PROBLEM TO WORK ON
Reproduce verbatim the lines of the material from its first line through the line containing "y2-tick-label: 0.7 (696, 167, 717, 184)", both included, and no others.

-- Begin DATA FOR THE TASK --

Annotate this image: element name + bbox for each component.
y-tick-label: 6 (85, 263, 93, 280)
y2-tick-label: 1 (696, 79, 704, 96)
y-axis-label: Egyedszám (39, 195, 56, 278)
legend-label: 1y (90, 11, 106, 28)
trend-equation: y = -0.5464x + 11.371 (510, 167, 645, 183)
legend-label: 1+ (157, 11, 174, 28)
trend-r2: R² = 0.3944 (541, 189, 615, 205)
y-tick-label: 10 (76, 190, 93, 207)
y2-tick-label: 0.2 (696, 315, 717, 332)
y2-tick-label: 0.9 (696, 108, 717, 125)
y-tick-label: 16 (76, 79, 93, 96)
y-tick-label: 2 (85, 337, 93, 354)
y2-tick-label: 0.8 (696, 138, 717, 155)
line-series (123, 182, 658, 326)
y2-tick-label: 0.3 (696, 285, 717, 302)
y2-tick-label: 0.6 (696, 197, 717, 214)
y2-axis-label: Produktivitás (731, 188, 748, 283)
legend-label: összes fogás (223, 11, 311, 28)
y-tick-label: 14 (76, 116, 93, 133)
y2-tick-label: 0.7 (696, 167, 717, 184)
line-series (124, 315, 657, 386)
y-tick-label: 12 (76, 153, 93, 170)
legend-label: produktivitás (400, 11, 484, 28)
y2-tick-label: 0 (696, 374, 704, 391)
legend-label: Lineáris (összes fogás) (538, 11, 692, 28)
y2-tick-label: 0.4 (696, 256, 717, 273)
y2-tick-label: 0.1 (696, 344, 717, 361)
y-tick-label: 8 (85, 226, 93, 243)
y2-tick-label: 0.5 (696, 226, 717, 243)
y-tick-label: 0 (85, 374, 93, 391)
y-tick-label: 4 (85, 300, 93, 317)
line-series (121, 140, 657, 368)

-- End DATA FOR THE TASK --

THE RESPONSE
Annotate this image: element name + bbox for each component.
y-tick-label: 6 (85, 263, 93, 280)
y2-tick-label: 1 (696, 79, 704, 96)
y-axis-label: Egyedszám (39, 195, 56, 278)
legend-label: 1y (90, 11, 106, 28)
trend-equation: y = -0.5464x + 11.371 (510, 167, 645, 183)
legend-label: 1+ (157, 11, 174, 28)
trend-r2: R² = 0.3944 (541, 189, 615, 205)
y-tick-label: 10 (76, 190, 93, 207)
y2-tick-label: 0.2 (696, 315, 717, 332)
y2-tick-label: 0.9 (696, 108, 717, 125)
y-tick-label: 16 (76, 79, 93, 96)
y-tick-label: 2 (85, 337, 93, 354)
y2-tick-label: 0.8 (696, 138, 717, 155)
line-series (123, 182, 658, 326)
y2-tick-label: 0.3 (696, 285, 717, 302)
y2-tick-label: 0.6 (696, 197, 717, 214)
y2-axis-label: Produktivitás (731, 188, 748, 283)
legend-label: összes fogás (223, 11, 311, 28)
y-tick-label: 14 (76, 116, 93, 133)
y2-tick-label: 0.7 (696, 167, 717, 184)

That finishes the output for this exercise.